↓↓↓

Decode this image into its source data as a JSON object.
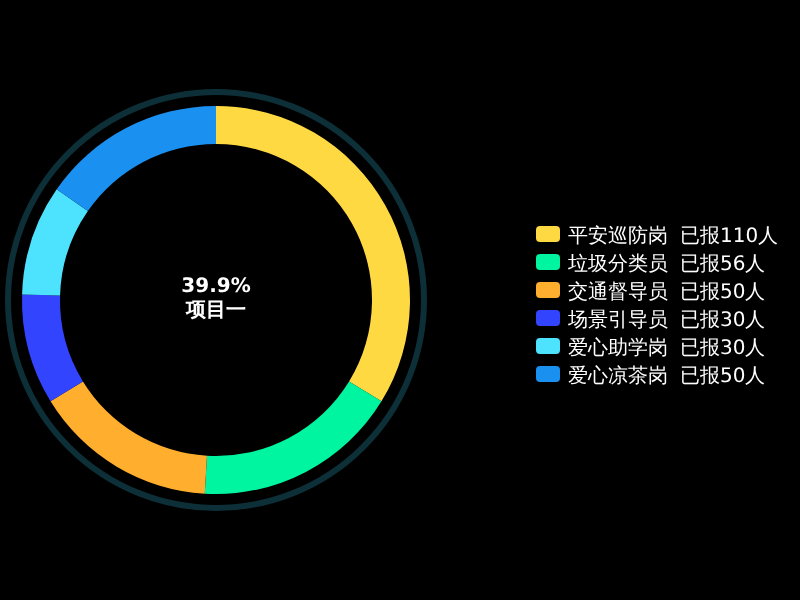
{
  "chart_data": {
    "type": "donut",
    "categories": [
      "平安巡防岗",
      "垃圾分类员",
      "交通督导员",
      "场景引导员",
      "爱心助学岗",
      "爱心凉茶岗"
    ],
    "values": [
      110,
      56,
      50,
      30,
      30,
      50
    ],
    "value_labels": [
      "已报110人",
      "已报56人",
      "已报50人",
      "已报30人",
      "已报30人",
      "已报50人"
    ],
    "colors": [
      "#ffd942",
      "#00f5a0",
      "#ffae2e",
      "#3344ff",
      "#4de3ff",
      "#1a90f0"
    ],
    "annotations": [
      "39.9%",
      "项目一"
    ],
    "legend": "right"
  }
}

↑↑↑

» Task brief: The records above are to be quoted exactly, with all pictures left out.

» The reply:
Decode this image into its source data as a JSON object.
{
  "chart_data": {
    "type": "donut",
    "categories": [
      "平安巡防岗",
      "垃圾分类员",
      "交通督导员",
      "场景引导员",
      "爱心助学岗",
      "爱心凉茶岗"
    ],
    "values": [
      110,
      56,
      50,
      30,
      30,
      50
    ],
    "value_labels": [
      "已报110人",
      "已报56人",
      "已报50人",
      "已报30人",
      "已报30人",
      "已报50人"
    ],
    "colors": [
      "#ffd942",
      "#00f5a0",
      "#ffae2e",
      "#3344ff",
      "#4de3ff",
      "#1a90f0"
    ],
    "annotations": [
      "39.9%",
      "项目一"
    ],
    "legend": "right"
  }
}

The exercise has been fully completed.